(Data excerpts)
---

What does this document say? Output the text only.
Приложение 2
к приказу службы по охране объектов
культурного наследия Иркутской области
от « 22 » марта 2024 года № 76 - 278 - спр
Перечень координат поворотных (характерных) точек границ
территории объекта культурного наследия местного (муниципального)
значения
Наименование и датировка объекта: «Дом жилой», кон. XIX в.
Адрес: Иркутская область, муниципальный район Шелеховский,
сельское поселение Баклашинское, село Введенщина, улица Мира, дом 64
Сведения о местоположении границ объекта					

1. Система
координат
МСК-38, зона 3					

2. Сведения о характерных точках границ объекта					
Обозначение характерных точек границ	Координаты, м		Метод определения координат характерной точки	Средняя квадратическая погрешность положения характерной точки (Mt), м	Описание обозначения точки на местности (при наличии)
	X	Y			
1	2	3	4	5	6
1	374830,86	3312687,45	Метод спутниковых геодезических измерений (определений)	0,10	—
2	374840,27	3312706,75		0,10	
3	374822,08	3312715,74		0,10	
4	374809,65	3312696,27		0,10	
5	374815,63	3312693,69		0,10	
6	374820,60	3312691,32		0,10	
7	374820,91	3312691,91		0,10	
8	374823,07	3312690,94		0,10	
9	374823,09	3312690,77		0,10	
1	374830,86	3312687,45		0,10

---

From the first line to the last, retype the data exactly.

SOLUTION TO THE PROBLEM —
What does this document say? Output the text only.
Приложение 2
к приказу службы по охране объектов
культурного наследия Иркутской области
от « 22 » марта 2024 года № 76 - 278 - спр
Перечень координат поворотных (характерных) точек границ
территории объекта культурного наследия местного (муниципального)
значения
Наименование и датировка объекта: «Дом жилой», кон. XIX в.
Адрес: Иркутская область, муниципальный район Шелеховский,
сельское поселение Баклашинское, село Введенщина, улица Мира, дом 64
Сведения о местоположении границ объекта					

1. Система
координат
МСК-38, зона 3					

2. Сведения о характерных точках границ объекта					
Обозначение характерных точек границ	Координаты, м		Метод определения координат характерной точки	Средняя квадратическая погрешность положения характерной точки (Mt), м	Описание обозначения точки на местности (при наличии)
	X	Y			
1	2	3	4	5	6
1	374830,86	3312687,45	Метод спутниковых геодезических измерений (определений)	0,10	—
2	374840,27	3312706,75		0,10	
3	374822,08	3312715,74		0,10	
4	374809,65	3312696,27		0,10	
5	374815,63	3312693,69		0,10	
6	374820,60	3312691,32		0,10	
7	374820,91	3312691,91		0,10	
8	374823,07	3312690,94		0,10	
9	374823,09	3312690,77		0,10	
1	374830,86	3312687,45		0,10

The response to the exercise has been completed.